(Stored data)
· · · · · · ·
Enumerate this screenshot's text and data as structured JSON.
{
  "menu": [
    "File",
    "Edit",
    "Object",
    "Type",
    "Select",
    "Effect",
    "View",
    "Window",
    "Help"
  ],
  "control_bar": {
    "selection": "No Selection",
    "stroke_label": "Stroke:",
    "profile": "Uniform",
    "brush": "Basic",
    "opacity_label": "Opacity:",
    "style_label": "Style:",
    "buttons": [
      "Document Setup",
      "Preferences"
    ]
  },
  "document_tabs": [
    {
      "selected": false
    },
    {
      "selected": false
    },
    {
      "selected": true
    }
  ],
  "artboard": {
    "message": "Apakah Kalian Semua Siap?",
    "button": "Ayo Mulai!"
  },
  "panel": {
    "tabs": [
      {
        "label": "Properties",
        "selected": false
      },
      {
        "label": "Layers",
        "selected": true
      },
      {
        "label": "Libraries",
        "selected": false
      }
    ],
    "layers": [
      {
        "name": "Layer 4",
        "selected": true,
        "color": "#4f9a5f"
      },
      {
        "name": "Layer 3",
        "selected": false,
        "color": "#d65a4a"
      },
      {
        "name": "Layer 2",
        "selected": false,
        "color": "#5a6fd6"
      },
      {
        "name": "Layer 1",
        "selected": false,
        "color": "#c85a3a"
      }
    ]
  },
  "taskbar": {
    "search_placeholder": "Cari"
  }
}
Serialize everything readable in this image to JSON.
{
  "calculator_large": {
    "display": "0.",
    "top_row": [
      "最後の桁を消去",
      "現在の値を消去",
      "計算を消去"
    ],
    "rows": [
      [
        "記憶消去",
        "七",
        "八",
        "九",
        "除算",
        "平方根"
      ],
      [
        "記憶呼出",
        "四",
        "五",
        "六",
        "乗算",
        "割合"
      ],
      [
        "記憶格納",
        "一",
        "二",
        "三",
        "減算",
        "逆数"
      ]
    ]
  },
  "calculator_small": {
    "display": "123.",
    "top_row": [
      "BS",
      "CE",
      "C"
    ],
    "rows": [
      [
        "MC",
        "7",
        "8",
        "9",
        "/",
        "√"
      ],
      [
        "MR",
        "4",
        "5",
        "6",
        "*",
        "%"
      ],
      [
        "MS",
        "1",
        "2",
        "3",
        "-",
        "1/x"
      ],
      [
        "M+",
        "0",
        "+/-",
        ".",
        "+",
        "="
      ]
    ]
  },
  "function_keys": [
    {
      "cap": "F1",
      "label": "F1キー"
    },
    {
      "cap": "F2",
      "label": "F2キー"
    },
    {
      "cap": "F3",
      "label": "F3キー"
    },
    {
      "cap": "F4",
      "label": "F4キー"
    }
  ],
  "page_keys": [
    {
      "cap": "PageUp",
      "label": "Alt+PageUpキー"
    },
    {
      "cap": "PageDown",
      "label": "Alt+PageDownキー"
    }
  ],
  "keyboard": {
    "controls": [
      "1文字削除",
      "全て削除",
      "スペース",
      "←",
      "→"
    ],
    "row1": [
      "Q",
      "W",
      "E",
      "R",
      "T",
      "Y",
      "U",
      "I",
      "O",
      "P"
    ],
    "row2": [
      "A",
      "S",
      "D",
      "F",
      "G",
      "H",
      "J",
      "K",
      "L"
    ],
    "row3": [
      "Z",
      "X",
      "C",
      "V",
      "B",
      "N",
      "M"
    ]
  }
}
· · · · · · ·
[Goal]: Set out every line from the material that contains the string "color".

[Answer below]:
        "color": "#4f9a5f"
        "color": "#d65a4a"
        "color": "#5a6fd6"
        "color": "#c85a3a"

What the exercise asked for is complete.